(Records that describe figures)
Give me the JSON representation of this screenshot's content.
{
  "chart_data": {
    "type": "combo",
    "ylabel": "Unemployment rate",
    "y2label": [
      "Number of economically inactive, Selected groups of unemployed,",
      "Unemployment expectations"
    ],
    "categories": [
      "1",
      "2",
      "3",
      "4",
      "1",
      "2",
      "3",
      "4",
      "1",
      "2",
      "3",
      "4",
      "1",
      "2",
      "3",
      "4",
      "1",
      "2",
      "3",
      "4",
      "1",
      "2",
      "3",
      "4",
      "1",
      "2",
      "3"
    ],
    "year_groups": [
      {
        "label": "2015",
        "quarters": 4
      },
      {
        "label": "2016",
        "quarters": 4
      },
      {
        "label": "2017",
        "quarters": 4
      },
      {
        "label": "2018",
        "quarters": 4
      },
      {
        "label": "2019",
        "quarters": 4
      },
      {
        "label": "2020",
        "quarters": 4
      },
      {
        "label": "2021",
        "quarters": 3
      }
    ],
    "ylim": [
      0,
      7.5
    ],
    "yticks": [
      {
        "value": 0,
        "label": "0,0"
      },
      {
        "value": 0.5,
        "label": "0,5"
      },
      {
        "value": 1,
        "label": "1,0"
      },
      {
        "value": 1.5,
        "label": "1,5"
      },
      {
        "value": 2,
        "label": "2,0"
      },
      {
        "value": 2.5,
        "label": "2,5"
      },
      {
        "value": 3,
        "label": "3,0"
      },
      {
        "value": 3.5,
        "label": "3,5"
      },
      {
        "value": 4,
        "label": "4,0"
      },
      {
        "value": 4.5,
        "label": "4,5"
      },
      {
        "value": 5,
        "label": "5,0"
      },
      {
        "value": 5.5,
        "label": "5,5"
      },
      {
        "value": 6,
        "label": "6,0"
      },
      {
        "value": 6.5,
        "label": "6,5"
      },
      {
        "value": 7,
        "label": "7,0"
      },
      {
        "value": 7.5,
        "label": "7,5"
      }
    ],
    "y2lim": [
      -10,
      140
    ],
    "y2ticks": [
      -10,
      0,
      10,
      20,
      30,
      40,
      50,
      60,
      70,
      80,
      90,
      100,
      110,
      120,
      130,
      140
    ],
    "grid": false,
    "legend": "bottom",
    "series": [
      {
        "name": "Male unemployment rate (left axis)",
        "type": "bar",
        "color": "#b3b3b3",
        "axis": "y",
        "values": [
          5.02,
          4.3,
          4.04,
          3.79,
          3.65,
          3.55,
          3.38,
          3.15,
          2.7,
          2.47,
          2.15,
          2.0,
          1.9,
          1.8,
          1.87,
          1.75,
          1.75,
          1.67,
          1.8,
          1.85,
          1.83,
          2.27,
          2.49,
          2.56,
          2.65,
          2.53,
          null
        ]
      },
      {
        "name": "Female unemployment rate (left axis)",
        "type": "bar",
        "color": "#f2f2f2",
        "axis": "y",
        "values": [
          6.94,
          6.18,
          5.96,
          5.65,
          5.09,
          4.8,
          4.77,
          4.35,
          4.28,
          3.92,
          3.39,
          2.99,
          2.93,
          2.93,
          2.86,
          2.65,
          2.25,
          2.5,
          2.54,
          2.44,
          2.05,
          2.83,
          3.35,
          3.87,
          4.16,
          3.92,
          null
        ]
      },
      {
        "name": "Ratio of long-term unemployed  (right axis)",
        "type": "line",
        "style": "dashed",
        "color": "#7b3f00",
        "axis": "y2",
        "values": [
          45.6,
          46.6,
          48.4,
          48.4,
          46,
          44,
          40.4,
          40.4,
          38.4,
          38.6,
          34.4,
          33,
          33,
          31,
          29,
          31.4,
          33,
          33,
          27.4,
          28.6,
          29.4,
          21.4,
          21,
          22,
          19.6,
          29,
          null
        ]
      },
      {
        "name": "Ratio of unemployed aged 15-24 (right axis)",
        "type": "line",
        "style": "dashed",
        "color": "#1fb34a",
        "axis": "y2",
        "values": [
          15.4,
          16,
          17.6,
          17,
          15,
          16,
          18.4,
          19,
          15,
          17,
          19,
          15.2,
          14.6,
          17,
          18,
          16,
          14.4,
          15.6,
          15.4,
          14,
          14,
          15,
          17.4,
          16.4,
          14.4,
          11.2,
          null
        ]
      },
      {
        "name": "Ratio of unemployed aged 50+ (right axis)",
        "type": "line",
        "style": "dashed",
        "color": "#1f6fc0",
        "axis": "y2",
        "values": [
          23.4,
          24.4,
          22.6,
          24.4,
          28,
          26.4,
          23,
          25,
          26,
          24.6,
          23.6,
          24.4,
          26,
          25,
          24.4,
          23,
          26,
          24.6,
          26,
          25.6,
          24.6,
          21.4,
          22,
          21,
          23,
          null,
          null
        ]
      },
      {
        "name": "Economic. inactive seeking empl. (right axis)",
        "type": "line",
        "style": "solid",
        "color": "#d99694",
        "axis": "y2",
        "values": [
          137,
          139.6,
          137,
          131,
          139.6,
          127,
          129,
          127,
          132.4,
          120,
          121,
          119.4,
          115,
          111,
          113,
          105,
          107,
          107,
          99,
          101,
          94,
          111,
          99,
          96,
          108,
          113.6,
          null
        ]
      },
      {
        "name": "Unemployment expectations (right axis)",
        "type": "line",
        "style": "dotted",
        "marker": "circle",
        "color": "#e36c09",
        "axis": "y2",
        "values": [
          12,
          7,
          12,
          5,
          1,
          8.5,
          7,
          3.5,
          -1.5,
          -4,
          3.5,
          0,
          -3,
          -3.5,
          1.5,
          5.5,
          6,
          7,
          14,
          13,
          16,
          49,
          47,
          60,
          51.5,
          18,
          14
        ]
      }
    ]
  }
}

■ **DESCRIPTION OF THE TASK**
Reproduce each record exactly, leaving nothing out.

■ **SOLUTION TO THE EXERCISE**
Give me the JSON representation of this screenshot's content.
{
  "chart_data": {
    "type": "combo",
    "ylabel": "Unemployment rate",
    "y2label": [
      "Number of economically inactive, Selected groups of unemployed,",
      "Unemployment expectations"
    ],
    "categories": [
      "1",
      "2",
      "3",
      "4",
      "1",
      "2",
      "3",
      "4",
      "1",
      "2",
      "3",
      "4",
      "1",
      "2",
      "3",
      "4",
      "1",
      "2",
      "3",
      "4",
      "1",
      "2",
      "3",
      "4",
      "1",
      "2",
      "3"
    ],
    "year_groups": [
      {
        "label": "2015",
        "quarters": 4
      },
      {
        "label": "2016",
        "quarters": 4
      },
      {
        "label": "2017",
        "quarters": 4
      },
      {
        "label": "2018",
        "quarters": 4
      },
      {
        "label": "2019",
        "quarters": 4
      },
      {
        "label": "2020",
        "quarters": 4
      },
      {
        "label": "2021",
        "quarters": 3
      }
    ],
    "ylim": [
      0,
      7.5
    ],
    "yticks": [
      {
        "value": 0,
        "label": "0,0"
      },
      {
        "value": 0.5,
        "label": "0,5"
      },
      {
        "value": 1,
        "label": "1,0"
      },
      {
        "value": 1.5,
        "label": "1,5"
      },
      {
        "value": 2,
        "label": "2,0"
      },
      {
        "value": 2.5,
        "label": "2,5"
      },
      {
        "value": 3,
        "label": "3,0"
      },
      {
        "value": 3.5,
        "label": "3,5"
      },
      {
        "value": 4,
        "label": "4,0"
      },
      {
        "value": 4.5,
        "label": "4,5"
      },
      {
        "value": 5,
        "label": "5,0"
      },
      {
        "value": 5.5,
        "label": "5,5"
      },
      {
        "value": 6,
        "label": "6,0"
      },
      {
        "value": 6.5,
        "label": "6,5"
      },
      {
        "value": 7,
        "label": "7,0"
      },
      {
        "value": 7.5,
        "label": "7,5"
      }
    ],
    "y2lim": [
      -10,
      140
    ],
    "y2ticks": [
      -10,
      0,
      10,
      20,
      30,
      40,
      50,
      60,
      70,
      80,
      90,
      100,
      110,
      120,
      130,
      140
    ],
    "grid": false,
    "legend": "bottom",
    "series": [
      {
        "name": "Male unemployment rate (left axis)",
        "type": "bar",
        "color": "#b3b3b3",
        "axis": "y",
        "values": [
          5.02,
          4.3,
          4.04,
          3.79,
          3.65,
          3.55,
          3.38,
          3.15,
          2.7,
          2.47,
          2.15,
          2.0,
          1.9,
          1.8,
          1.87,
          1.75,
          1.75,
          1.67,
          1.8,
          1.85,
          1.83,
          2.27,
          2.49,
          2.56,
          2.65,
          2.53,
          null
        ]
      },
      {
        "name": "Female unemployment rate (left axis)",
        "type": "bar",
        "color": "#f2f2f2",
        "axis": "y",
        "values": [
          6.94,
          6.18,
          5.96,
          5.65,
          5.09,
          4.8,
          4.77,
          4.35,
          4.28,
          3.92,
          3.39,
          2.99,
          2.93,
          2.93,
          2.86,
          2.65,
          2.25,
          2.5,
          2.54,
          2.44,
          2.05,
          2.83,
          3.35,
          3.87,
          4.16,
          3.92,
          null
        ]
      },
      {
        "name": "Ratio of long-term unemployed  (right axis)",
        "type": "line",
        "style": "dashed",
        "color": "#7b3f00",
        "axis": "y2",
        "values": [
          45.6,
          46.6,
          48.4,
          48.4,
          46,
          44,
          40.4,
          40.4,
          38.4,
          38.6,
          34.4,
          33,
          33,
          31,
          29,
          31.4,
          33,
          33,
          27.4,
          28.6,
          29.4,
          21.4,
          21,
          22,
          19.6,
          29,
          null
        ]
      },
      {
        "name": "Ratio of unemployed aged 15-24 (right axis)",
        "type": "line",
        "style": "dashed",
        "color": "#1fb34a",
        "axis": "y2",
        "values": [
          15.4,
          16,
          17.6,
          17,
          15,
          16,
          18.4,
          19,
          15,
          17,
          19,
          15.2,
          14.6,
          17,
          18,
          16,
          14.4,
          15.6,
          15.4,
          14,
          14,
          15,
          17.4,
          16.4,
          14.4,
          11.2,
          null
        ]
      },
      {
        "name": "Ratio of unemployed aged 50+ (right axis)",
        "type": "line",
        "style": "dashed",
        "color": "#1f6fc0",
        "axis": "y2",
        "values": [
          23.4,
          24.4,
          22.6,
          24.4,
          28,
          26.4,
          23,
          25,
          26,
          24.6,
          23.6,
          24.4,
          26,
          25,
          24.4,
          23,
          26,
          24.6,
          26,
          25.6,
          24.6,
          21.4,
          22,
          21,
          23,
          null,
          null
        ]
      },
      {
        "name": "Economic. inactive seeking empl. (right axis)",
        "type": "line",
        "style": "solid",
        "color": "#d99694",
        "axis": "y2",
        "values": [
          137,
          139.6,
          137,
          131,
          139.6,
          127,
          129,
          127,
          132.4,
          120,
          121,
          119.4,
          115,
          111,
          113,
          105,
          107,
          107,
          99,
          101,
          94,
          111,
          99,
          96,
          108,
          113.6,
          null
        ]
      },
      {
        "name": "Unemployment expectations (right axis)",
        "type": "line",
        "style": "dotted",
        "marker": "circle",
        "color": "#e36c09",
        "axis": "y2",
        "values": [
          12,
          7,
          12,
          5,
          1,
          8.5,
          7,
          3.5,
          -1.5,
          -4,
          3.5,
          0,
          -3,
          -3.5,
          1.5,
          5.5,
          6,
          7,
          14,
          13,
          16,
          49,
          47,
          60,
          51.5,
          18,
          14
        ]
      }
    ]
  }
}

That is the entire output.